:: SUPPLIED RECORDS ::

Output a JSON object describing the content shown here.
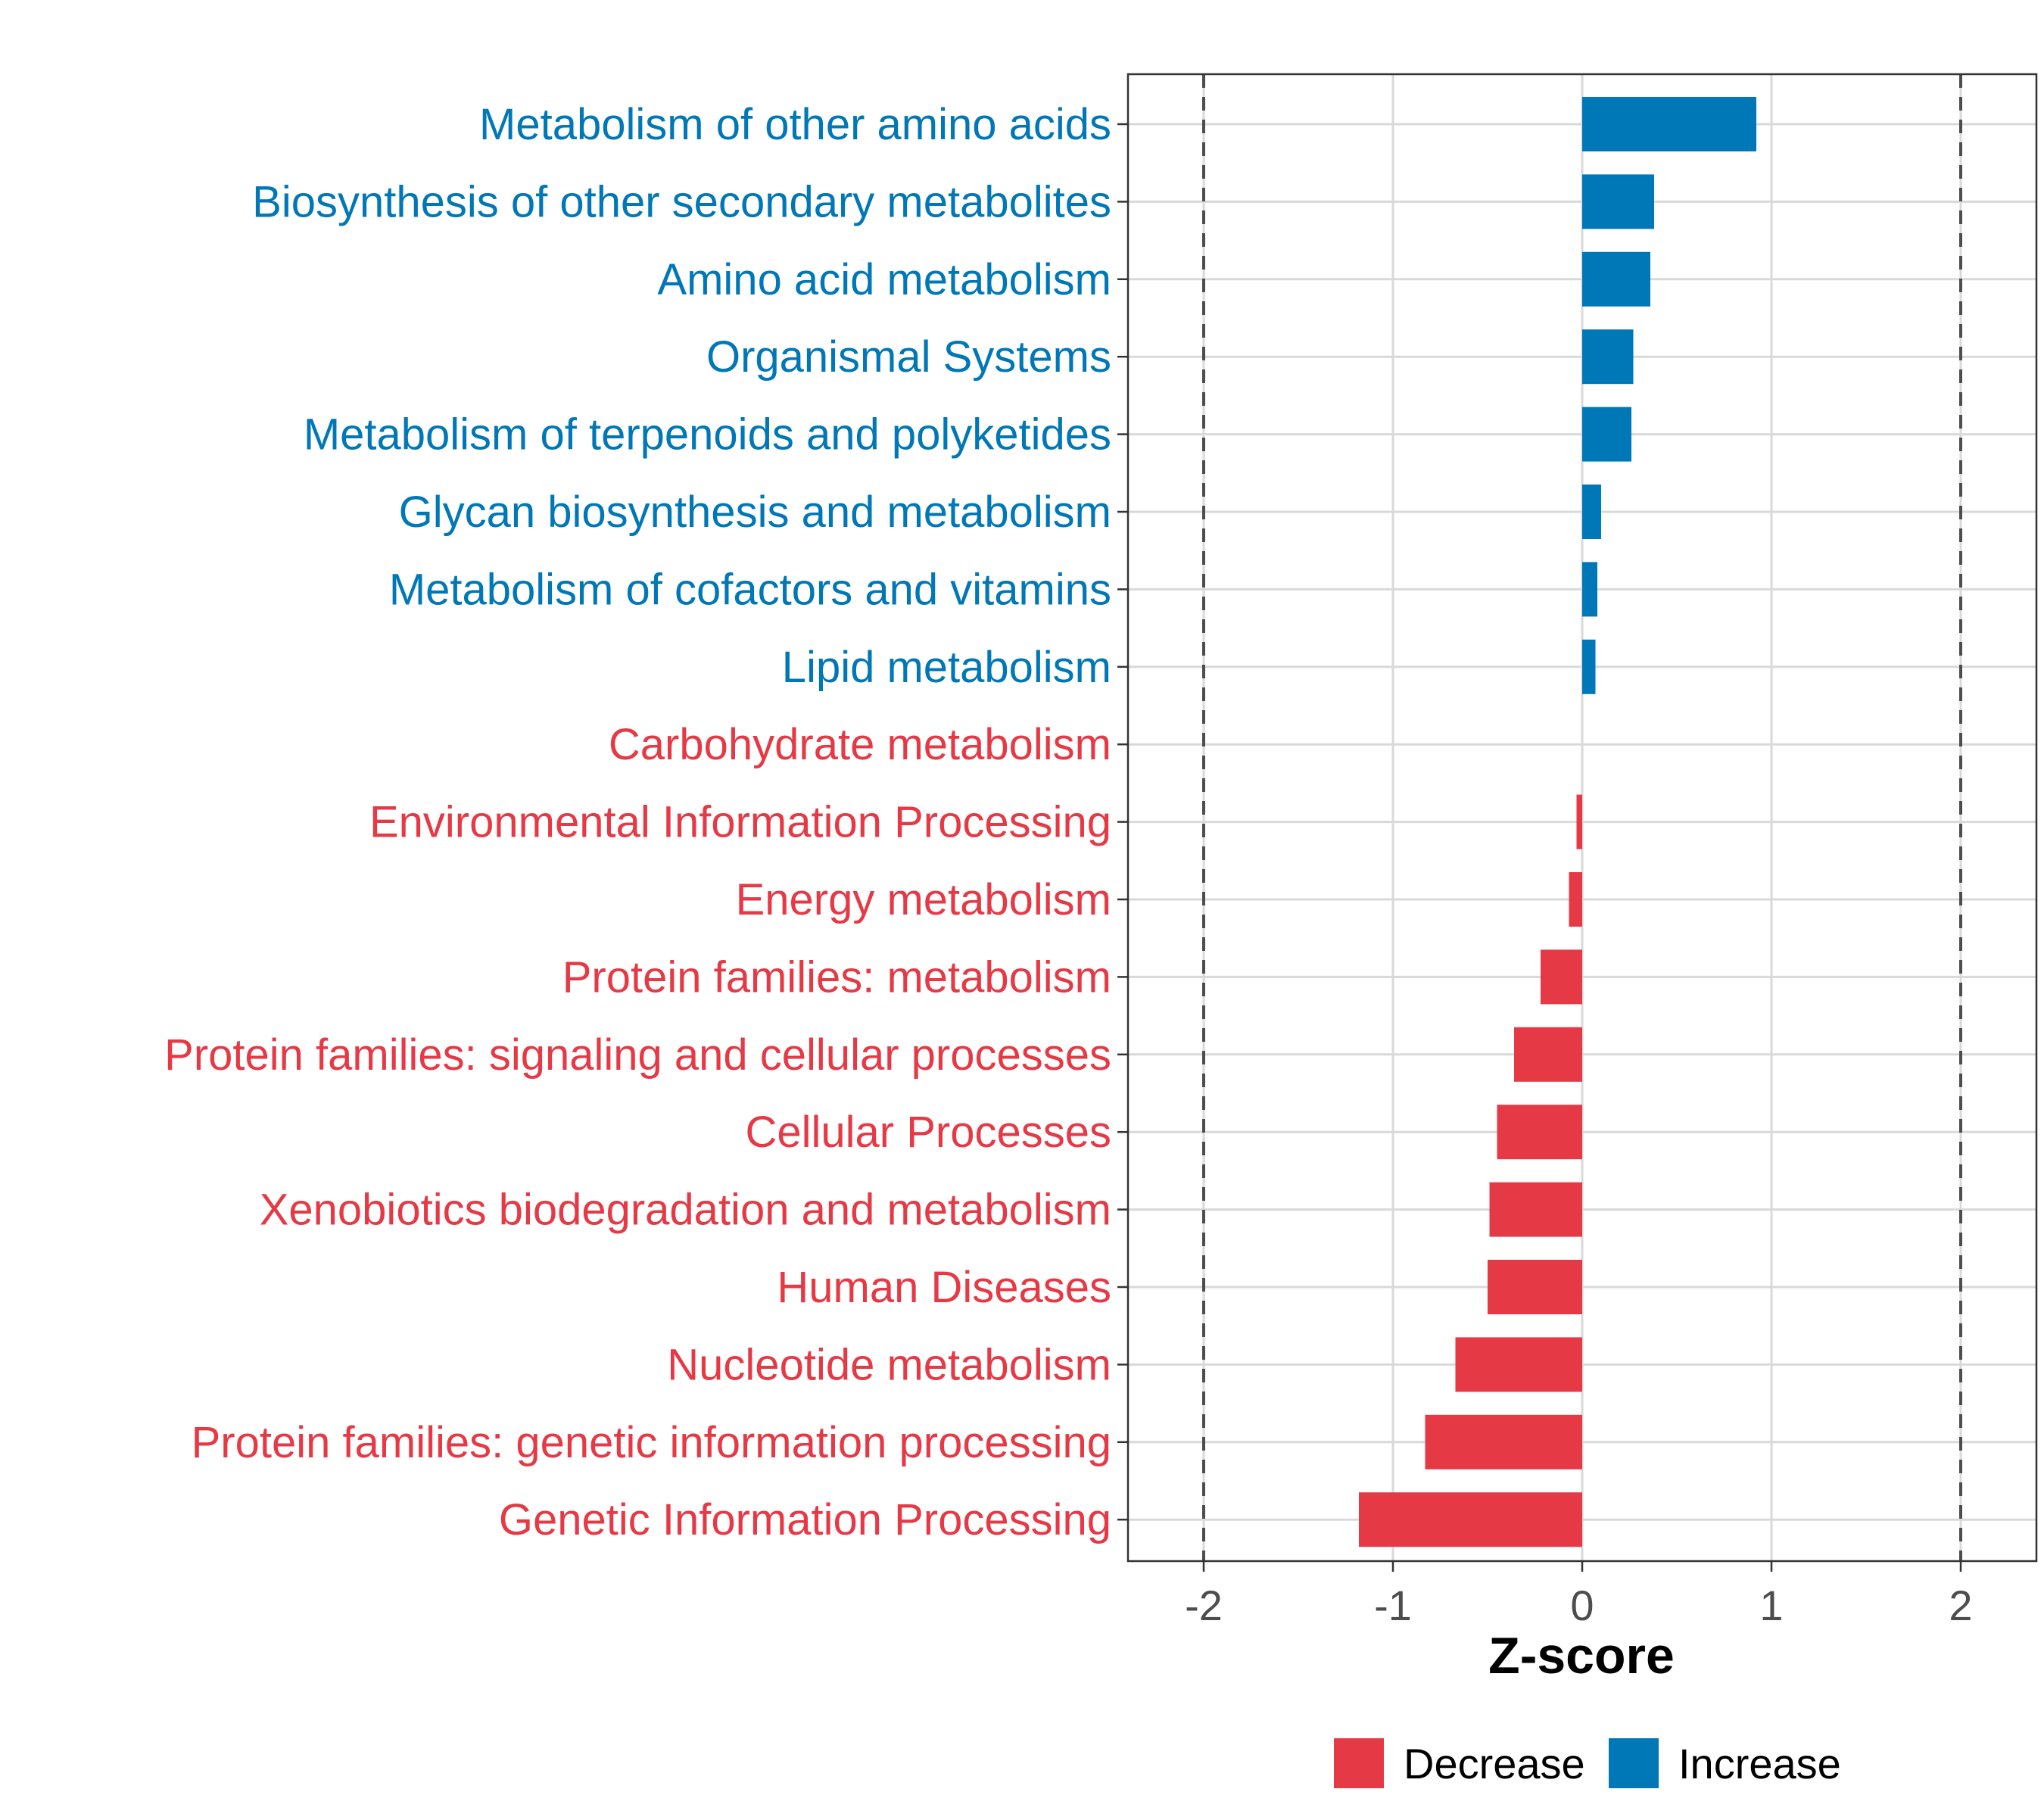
{
  "chart_data": {
    "type": "bar",
    "orientation": "horizontal",
    "categories": [
      "Metabolism of other amino acids",
      "Biosynthesis of other secondary metabolites",
      "Amino acid metabolism",
      "Organismal Systems",
      "Metabolism of terpenoids and polyketides",
      "Glycan biosynthesis and metabolism",
      "Metabolism of cofactors and vitamins",
      "Lipid metabolism",
      "Carbohydrate metabolism",
      "Environmental Information Processing",
      "Energy metabolism",
      "Protein families: metabolism",
      "Protein families: signaling and cellular processes",
      "Cellular Processes",
      "Xenobiotics biodegradation and metabolism",
      "Human Diseases",
      "Nucleotide metabolism",
      "Protein families: genetic information processing",
      "Genetic Information Processing"
    ],
    "values": [
      0.92,
      0.38,
      0.36,
      0.27,
      0.26,
      0.1,
      0.08,
      0.07,
      0.0,
      -0.03,
      -0.07,
      -0.22,
      -0.36,
      -0.45,
      -0.49,
      -0.5,
      -0.67,
      -0.83,
      -1.18
    ],
    "groups": [
      "Increase",
      "Increase",
      "Increase",
      "Increase",
      "Increase",
      "Increase",
      "Increase",
      "Increase",
      "Decrease",
      "Decrease",
      "Decrease",
      "Decrease",
      "Decrease",
      "Decrease",
      "Decrease",
      "Decrease",
      "Decrease",
      "Decrease",
      "Decrease"
    ],
    "xlabel": "Z-score",
    "xlim": [
      -2.4,
      2.4
    ],
    "xticks": [
      -2,
      -1,
      0,
      1,
      2
    ],
    "xtick_labels": [
      "-2",
      "-1",
      "0",
      "1",
      "2"
    ],
    "reference_lines": [
      -2,
      2
    ],
    "grid": true,
    "legend": {
      "placement": "bottom",
      "entries": [
        {
          "name": "Decrease",
          "color": "#e63946"
        },
        {
          "name": "Increase",
          "color": "#0077b6"
        }
      ]
    },
    "colors": {
      "Decrease": "#e63946",
      "Increase": "#0077b6",
      "grid": "#d9d9d9",
      "reference": "#4d4d4d",
      "frame": "#333333"
    }
  }
}
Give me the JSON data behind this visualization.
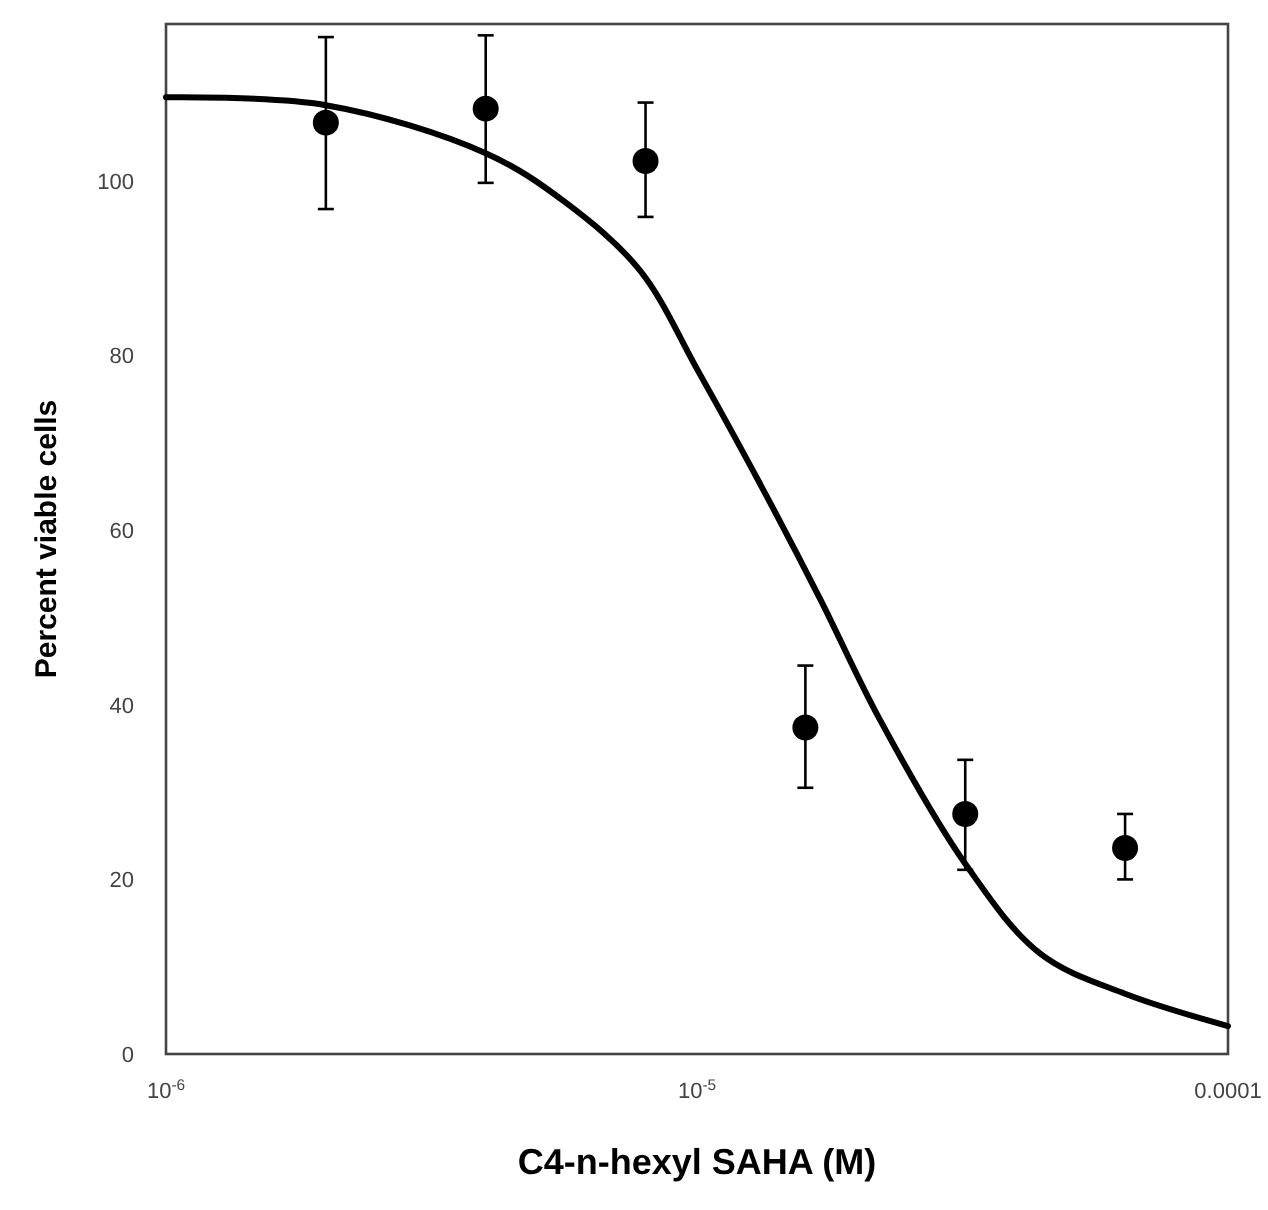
{
  "chart_data": {
    "type": "scatter",
    "xlabel": "C4-n-hexyl SAHA (M)",
    "ylabel": "Percent viable cells",
    "log": "x",
    "xlim": [
      1e-06,
      0.0001
    ],
    "xticks": [
      {
        "value": 1e-06,
        "label": "10$^{-6}$"
      },
      {
        "value": 1e-05,
        "label": "10$^{-5}$"
      },
      0.0001
    ],
    "ylim": [
      0,
      118
    ],
    "yticks": [
      0,
      20,
      40,
      60,
      80,
      100
    ],
    "grid": false,
    "marker": "circle",
    "series": [
      {
        "color": "#000000",
        "x": [
          2e-06,
          4e-06,
          8e-06,
          1.6e-05,
          3.2e-05,
          6.4e-05
        ],
        "values": [
          106.7,
          108.3,
          102.3,
          37.4,
          27.5,
          23.6
        ],
        "errors": [
          [
            96.8,
            116.5
          ],
          [
            99.8,
            116.7
          ],
          [
            95.9,
            109
          ],
          [
            30.5,
            44.5
          ],
          [
            21.1,
            33.7
          ],
          [
            20,
            27.5
          ]
        ]
      },
      {
        "type": "line",
        "color": "#000000",
        "marker": "none",
        "line_style": "solid",
        "x": [
          1e-06,
          2e-06,
          4e-06,
          5.67e-06,
          7.8e-06,
          1.01e-05,
          1.35e-05,
          1.71e-05,
          2.21e-05,
          3.2e-05,
          4.43e-05,
          6.4e-05,
          0.0001
        ],
        "values": [
          109.6,
          108.7,
          103.2,
          97.5,
          89.8,
          78,
          64,
          52,
          38.3,
          21.8,
          11.5,
          6.9,
          3.2
        ]
      }
    ]
  }
}
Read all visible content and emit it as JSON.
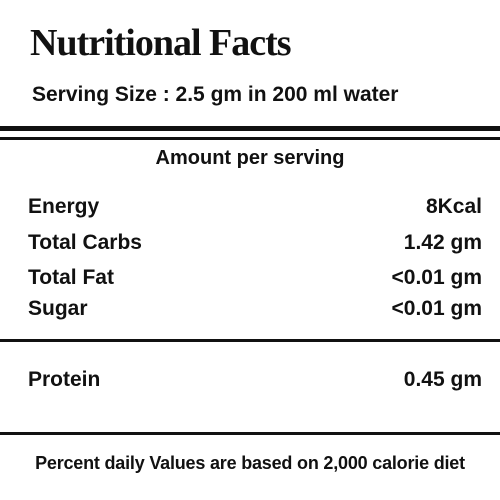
{
  "label": {
    "title": "Nutritional Facts",
    "serving_size": "Serving Size : 2.5 gm in 200 ml water",
    "amount_header": "Amount per serving",
    "nutrients": [
      {
        "name": "Energy",
        "value": "8Kcal"
      },
      {
        "name": "Total Carbs",
        "value": "1.42 gm"
      },
      {
        "name": "Total Fat",
        "value": "<0.01 gm"
      },
      {
        "name": "Sugar",
        "value": "<0.01 gm"
      }
    ],
    "protein": {
      "name": "Protein",
      "value": "0.45 gm"
    },
    "footer": "Percent daily Values are based on 2,000 calorie diet"
  }
}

:::

[PROBLEM DESCRIPTION] Retype only the lines from the line with "Read all visible content and emit it as JSON." through the last line of the data. Keep both ends and skip the pictures.

[EXERCISE ANSWER]
Read all visible content and emit it as JSON.
{
  "label": {
    "title": "Nutritional Facts",
    "serving_size": "Serving Size : 2.5 gm in 200 ml water",
    "amount_header": "Amount per serving",
    "nutrients": [
      {
        "name": "Energy",
        "value": "8Kcal"
      },
      {
        "name": "Total Carbs",
        "value": "1.42 gm"
      },
      {
        "name": "Total Fat",
        "value": "<0.01 gm"
      },
      {
        "name": "Sugar",
        "value": "<0.01 gm"
      }
    ],
    "protein": {
      "name": "Protein",
      "value": "0.45 gm"
    },
    "footer": "Percent daily Values are based on 2,000 calorie diet"
  }
}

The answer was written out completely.